>>>>

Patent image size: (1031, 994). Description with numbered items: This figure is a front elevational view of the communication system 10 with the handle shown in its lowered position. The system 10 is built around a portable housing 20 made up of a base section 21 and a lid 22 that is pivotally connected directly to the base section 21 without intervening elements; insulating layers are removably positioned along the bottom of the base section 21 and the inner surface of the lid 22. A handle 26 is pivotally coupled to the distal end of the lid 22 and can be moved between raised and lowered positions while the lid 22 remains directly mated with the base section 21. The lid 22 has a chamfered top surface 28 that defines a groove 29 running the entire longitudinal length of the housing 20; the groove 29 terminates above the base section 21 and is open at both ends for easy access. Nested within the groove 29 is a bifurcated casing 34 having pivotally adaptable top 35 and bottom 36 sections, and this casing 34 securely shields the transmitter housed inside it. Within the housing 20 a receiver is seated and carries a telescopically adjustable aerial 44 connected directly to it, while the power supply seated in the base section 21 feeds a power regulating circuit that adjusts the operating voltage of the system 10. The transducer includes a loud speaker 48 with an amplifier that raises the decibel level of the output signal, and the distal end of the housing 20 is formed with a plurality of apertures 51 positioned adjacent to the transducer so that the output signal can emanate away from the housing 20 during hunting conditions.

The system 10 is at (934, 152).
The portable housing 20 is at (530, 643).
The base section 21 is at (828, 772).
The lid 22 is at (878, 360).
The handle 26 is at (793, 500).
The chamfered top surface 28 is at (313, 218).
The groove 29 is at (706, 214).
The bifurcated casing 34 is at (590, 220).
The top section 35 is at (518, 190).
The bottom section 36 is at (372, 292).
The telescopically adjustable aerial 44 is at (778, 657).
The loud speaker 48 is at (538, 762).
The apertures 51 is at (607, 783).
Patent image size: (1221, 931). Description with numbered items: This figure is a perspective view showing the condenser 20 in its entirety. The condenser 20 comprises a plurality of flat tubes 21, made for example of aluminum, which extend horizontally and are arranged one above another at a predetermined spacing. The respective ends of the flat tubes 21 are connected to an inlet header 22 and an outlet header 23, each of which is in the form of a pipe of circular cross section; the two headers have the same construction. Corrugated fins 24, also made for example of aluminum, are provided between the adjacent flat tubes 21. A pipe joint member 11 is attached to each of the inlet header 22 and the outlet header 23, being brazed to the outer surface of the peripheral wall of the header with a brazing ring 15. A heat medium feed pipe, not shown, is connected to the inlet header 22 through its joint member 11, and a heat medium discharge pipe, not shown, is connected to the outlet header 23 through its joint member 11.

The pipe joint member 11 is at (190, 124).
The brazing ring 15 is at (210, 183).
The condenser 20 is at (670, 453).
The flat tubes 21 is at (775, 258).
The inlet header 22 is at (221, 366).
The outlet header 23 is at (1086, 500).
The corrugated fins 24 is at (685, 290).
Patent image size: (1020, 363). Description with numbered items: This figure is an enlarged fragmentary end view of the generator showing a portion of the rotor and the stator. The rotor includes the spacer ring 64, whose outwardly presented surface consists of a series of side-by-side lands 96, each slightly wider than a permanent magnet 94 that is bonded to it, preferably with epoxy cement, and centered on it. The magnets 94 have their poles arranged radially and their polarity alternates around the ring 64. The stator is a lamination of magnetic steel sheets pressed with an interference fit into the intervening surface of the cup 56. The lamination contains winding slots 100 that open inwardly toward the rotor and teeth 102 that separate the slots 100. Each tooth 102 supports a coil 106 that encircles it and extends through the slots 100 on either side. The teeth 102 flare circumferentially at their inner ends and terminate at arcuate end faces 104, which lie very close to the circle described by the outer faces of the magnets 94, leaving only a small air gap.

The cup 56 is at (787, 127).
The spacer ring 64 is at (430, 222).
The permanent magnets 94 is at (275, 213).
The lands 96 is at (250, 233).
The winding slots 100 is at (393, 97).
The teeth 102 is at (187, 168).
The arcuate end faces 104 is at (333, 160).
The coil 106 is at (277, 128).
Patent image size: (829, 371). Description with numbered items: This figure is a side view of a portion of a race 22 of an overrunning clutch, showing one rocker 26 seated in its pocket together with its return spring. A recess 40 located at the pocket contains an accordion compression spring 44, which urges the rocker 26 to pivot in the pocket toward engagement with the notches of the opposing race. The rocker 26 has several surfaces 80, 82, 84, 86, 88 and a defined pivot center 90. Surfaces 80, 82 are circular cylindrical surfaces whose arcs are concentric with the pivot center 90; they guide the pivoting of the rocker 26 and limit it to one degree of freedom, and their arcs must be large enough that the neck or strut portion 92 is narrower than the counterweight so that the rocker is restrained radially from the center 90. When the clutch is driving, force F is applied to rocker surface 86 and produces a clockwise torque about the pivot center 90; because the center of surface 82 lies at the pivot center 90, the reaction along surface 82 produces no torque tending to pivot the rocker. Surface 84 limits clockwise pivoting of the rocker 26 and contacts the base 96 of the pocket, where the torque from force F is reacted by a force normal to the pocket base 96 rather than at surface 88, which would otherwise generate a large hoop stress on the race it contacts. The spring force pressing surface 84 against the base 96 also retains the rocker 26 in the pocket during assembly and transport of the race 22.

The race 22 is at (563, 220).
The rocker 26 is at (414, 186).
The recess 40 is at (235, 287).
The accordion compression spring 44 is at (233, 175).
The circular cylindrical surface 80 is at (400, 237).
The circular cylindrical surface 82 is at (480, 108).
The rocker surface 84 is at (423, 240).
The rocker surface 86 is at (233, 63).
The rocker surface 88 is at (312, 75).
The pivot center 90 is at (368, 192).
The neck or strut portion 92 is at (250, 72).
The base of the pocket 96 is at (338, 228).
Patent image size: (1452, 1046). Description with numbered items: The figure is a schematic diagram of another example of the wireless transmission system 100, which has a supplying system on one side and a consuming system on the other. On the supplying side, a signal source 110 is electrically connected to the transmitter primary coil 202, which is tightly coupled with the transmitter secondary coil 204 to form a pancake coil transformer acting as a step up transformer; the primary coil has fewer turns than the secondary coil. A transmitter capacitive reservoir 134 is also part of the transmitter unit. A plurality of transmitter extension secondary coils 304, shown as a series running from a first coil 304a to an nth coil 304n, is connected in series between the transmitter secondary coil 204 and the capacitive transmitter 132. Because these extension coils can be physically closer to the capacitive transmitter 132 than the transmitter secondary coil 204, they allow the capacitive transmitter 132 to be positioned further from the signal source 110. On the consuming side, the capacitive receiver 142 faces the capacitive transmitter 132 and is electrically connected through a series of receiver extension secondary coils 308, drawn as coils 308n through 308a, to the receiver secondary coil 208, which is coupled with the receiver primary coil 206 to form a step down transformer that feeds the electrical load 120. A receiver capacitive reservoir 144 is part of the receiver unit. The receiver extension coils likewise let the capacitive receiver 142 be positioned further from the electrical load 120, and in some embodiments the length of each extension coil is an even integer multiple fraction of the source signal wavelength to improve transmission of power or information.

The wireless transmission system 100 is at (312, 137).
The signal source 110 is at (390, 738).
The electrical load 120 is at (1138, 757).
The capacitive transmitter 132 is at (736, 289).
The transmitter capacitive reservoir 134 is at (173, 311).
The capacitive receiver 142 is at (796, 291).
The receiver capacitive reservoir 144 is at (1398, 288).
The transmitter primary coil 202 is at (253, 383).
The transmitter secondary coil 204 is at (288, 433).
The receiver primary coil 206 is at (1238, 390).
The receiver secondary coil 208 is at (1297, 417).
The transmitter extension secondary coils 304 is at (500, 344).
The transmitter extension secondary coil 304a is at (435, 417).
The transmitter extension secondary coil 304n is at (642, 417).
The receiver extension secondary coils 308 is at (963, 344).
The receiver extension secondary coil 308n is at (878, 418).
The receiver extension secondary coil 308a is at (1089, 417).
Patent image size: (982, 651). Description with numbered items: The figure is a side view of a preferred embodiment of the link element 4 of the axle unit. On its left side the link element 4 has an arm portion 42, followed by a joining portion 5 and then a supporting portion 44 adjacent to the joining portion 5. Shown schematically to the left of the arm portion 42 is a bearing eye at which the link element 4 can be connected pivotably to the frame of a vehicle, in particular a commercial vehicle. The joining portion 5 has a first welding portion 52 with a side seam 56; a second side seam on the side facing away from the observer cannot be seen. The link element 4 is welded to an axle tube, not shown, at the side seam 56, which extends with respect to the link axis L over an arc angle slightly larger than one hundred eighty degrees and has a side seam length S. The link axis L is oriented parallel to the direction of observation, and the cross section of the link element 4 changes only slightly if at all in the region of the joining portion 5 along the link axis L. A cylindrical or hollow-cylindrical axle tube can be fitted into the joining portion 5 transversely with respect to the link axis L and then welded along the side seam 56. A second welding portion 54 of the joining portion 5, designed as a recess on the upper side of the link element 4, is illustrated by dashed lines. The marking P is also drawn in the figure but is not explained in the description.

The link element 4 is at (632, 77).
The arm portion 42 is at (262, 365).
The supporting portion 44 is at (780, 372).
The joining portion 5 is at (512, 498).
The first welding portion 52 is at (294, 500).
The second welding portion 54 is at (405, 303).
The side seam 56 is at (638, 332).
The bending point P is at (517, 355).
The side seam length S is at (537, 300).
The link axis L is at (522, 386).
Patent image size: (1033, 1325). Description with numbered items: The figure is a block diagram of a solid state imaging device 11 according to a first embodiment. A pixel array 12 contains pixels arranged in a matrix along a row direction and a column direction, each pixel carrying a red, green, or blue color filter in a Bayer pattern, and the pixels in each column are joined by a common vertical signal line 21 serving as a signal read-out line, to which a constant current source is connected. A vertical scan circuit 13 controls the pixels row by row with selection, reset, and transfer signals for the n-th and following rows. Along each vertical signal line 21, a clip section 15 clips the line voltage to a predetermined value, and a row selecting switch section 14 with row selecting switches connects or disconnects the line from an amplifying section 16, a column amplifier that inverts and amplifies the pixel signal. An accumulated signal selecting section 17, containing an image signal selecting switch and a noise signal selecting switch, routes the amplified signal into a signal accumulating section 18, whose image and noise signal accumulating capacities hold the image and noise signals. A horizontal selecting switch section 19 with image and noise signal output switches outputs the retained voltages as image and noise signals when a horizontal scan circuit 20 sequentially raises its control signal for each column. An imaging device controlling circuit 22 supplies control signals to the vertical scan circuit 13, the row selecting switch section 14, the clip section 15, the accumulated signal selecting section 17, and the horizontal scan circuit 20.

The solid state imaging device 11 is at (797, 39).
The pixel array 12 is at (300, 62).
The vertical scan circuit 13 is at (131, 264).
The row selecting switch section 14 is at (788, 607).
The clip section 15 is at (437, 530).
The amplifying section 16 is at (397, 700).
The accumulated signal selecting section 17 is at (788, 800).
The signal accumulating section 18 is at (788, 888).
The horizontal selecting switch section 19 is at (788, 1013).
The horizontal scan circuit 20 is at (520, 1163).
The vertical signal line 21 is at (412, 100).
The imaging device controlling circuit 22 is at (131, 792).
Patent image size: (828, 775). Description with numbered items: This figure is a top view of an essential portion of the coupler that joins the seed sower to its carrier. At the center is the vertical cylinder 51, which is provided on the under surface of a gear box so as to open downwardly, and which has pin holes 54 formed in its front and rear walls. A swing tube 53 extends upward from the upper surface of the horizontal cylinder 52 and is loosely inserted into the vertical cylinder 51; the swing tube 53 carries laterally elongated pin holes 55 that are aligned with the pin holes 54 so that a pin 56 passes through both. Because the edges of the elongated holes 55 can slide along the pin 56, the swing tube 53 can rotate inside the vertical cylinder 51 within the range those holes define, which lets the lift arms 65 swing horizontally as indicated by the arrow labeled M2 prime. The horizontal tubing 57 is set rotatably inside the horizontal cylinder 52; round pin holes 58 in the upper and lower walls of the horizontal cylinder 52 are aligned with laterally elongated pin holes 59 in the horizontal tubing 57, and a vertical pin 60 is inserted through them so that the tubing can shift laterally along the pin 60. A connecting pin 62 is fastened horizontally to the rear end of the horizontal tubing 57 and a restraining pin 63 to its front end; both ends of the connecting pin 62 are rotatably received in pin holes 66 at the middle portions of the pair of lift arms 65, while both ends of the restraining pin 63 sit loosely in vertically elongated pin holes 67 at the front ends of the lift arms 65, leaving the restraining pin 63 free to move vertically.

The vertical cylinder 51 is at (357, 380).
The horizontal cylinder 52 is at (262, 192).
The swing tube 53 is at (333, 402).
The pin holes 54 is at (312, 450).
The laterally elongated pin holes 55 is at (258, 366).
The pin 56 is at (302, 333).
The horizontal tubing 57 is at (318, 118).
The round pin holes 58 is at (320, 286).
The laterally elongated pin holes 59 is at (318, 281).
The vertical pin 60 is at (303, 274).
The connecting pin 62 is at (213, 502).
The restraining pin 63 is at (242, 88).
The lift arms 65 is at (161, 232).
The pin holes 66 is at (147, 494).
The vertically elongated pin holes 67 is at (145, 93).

<<<<

Воспроизведите без каких-либо изменений весь материал, начиная со строки, содержащей «Patent image size: (829, 371).», и заканчивая строкой, содержащей «The rocker surface 86 is at (233, 63).». Обе эти строки также включите.

Patent image size: (829, 371). Description with numbered items: This figure is a side view of a portion of a race 22 of an overrunning clutch, showing one rocker 26 seated in its pocket together with its return spring. A recess 40 located at the pocket contains an accordion compression spring 44, which urges the rocker 26 to pivot in the pocket toward engagement with the notches of the opposing race. The rocker 26 has several surfaces 80, 82, 84, 86, 88 and a defined pivot center 90. Surfaces 80, 82 are circular cylindrical surfaces whose arcs are concentric with the pivot center 90; they guide the pivoting of the rocker 26 and limit it to one degree of freedom, and their arcs must be large enough that the neck or strut portion 92 is narrower than the counterweight so that the rocker is restrained radially from the center 90. When the clutch is driving, force F is applied to rocker surface 86 and produces a clockwise torque about the pivot center 90; because the center of surface 82 lies at the pivot center 90, the reaction along surface 82 produces no torque tending to pivot the rocker. Surface 84 limits clockwise pivoting of the rocker 26 and contacts the base 96 of the pocket, where the torque from force F is reacted by a force normal to the pocket base 96 rather than at surface 88, which would otherwise generate a large hoop stress on the race it contacts. The spring force pressing surface 84 against the base 96 also retains the rocker 26 in the pocket during assembly and transport of the race 22.

The race 22 is at (563, 220).
The rocker 26 is at (414, 186).
The recess 40 is at (235, 287).
The accordion compression spring 44 is at (233, 175).
The circular cylindrical surface 80 is at (400, 237).
The circular cylindrical surface 82 is at (480, 108).
The rocker surface 84 is at (423, 240).
The rocker surface 86 is at (233, 63).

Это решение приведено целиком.